* SET TASK
Using the entries that follow, count the lines containing the word "JSON" and give that number by itself.
[START DATA TO USE]
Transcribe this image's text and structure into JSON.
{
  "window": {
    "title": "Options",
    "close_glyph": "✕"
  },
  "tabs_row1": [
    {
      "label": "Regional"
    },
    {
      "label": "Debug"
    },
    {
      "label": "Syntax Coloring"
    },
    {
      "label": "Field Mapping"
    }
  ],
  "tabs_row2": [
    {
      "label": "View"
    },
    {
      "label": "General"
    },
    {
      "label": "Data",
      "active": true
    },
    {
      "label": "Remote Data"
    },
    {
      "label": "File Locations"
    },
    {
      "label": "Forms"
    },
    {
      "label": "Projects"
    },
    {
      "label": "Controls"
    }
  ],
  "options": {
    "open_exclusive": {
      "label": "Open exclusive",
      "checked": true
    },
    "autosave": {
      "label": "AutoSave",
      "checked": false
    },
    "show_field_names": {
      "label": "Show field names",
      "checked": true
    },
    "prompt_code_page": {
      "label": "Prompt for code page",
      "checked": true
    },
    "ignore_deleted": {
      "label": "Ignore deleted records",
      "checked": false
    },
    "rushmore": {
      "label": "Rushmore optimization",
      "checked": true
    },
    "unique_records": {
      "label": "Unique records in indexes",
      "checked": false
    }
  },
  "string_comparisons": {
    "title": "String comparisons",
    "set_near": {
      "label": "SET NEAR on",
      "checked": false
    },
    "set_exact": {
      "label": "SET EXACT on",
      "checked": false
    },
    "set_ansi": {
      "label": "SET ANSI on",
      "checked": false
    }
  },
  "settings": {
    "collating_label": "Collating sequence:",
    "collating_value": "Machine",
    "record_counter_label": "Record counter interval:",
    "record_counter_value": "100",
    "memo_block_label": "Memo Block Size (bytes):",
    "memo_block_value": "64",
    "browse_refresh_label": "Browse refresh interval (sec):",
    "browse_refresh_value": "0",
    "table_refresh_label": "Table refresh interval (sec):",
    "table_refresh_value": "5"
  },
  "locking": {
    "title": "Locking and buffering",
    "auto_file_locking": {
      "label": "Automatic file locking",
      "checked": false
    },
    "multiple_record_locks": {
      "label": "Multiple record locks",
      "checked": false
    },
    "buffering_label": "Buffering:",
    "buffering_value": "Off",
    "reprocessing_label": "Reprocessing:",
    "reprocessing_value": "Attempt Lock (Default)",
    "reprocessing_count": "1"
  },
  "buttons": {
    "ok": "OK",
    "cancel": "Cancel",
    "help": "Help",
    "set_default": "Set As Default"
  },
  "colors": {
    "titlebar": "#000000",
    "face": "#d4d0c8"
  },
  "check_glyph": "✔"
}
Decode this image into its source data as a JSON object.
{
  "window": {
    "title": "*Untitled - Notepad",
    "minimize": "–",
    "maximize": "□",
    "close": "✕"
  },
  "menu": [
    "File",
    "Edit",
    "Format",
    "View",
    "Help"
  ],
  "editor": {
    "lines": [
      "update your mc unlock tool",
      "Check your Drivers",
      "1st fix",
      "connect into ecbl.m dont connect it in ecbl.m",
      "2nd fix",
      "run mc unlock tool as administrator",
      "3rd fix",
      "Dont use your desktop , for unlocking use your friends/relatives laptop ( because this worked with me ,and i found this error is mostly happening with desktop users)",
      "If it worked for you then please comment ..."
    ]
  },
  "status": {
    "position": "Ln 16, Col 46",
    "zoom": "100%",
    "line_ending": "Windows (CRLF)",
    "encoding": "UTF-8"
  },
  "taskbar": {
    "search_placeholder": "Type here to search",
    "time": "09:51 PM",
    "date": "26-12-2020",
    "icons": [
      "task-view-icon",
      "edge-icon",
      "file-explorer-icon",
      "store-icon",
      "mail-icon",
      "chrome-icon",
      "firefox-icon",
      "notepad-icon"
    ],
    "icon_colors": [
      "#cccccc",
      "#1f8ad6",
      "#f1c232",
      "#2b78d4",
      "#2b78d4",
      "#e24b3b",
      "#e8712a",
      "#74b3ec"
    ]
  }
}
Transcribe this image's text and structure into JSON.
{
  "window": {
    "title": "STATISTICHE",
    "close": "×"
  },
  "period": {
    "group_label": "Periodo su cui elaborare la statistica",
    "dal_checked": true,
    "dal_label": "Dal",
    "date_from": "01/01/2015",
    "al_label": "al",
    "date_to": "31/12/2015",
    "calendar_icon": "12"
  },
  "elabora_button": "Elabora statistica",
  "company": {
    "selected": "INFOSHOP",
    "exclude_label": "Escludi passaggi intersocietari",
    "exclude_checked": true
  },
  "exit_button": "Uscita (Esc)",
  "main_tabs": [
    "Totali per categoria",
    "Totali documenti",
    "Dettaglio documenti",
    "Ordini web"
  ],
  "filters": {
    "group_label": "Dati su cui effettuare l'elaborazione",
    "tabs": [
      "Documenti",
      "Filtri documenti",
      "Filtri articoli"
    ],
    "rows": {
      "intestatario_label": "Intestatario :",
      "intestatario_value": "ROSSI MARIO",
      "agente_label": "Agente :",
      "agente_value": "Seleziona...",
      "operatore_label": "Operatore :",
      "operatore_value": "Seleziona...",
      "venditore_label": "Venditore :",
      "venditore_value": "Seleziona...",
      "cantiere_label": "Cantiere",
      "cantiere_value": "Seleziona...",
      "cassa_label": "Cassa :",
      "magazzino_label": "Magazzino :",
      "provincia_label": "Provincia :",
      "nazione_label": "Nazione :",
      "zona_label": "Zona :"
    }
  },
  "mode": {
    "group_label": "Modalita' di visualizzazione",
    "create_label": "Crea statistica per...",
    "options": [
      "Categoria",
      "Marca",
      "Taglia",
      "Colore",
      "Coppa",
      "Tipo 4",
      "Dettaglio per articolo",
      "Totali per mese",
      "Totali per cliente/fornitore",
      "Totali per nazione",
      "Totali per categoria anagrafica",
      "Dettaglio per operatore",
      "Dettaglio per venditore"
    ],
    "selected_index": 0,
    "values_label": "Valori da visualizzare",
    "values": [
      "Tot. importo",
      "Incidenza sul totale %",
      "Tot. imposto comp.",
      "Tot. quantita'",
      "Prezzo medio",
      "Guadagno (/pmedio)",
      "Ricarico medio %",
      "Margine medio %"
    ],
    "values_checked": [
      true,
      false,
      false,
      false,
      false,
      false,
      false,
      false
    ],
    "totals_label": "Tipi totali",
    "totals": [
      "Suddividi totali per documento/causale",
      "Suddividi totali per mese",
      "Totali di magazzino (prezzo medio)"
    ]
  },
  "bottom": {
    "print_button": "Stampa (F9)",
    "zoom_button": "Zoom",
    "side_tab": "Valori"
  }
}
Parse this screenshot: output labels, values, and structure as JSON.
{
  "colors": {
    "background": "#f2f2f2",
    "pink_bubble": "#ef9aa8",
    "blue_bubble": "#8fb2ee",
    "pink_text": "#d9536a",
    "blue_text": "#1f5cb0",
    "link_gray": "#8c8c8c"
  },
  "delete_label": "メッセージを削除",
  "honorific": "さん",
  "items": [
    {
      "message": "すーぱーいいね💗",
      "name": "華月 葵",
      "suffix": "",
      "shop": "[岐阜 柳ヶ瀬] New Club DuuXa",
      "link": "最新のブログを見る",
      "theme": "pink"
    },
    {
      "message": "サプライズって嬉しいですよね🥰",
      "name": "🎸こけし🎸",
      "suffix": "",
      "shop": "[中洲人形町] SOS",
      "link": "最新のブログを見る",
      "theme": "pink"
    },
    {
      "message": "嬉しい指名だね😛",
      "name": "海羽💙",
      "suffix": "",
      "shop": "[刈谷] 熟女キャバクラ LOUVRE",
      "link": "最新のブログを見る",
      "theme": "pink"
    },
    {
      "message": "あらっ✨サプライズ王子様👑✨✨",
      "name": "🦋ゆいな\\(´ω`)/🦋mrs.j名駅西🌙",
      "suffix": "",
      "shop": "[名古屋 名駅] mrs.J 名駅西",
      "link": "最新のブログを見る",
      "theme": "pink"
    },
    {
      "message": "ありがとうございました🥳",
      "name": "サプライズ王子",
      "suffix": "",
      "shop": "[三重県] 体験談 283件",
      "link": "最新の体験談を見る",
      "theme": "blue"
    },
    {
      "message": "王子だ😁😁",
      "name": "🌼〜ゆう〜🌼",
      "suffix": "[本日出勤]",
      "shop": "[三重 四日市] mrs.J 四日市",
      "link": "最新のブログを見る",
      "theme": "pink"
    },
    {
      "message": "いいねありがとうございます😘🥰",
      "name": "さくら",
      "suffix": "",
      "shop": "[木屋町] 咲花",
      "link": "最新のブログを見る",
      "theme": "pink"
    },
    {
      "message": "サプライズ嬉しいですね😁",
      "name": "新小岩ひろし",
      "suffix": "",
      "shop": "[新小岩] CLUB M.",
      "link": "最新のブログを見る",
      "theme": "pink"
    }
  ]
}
[END DATA TO USE]
* OUTPUT
4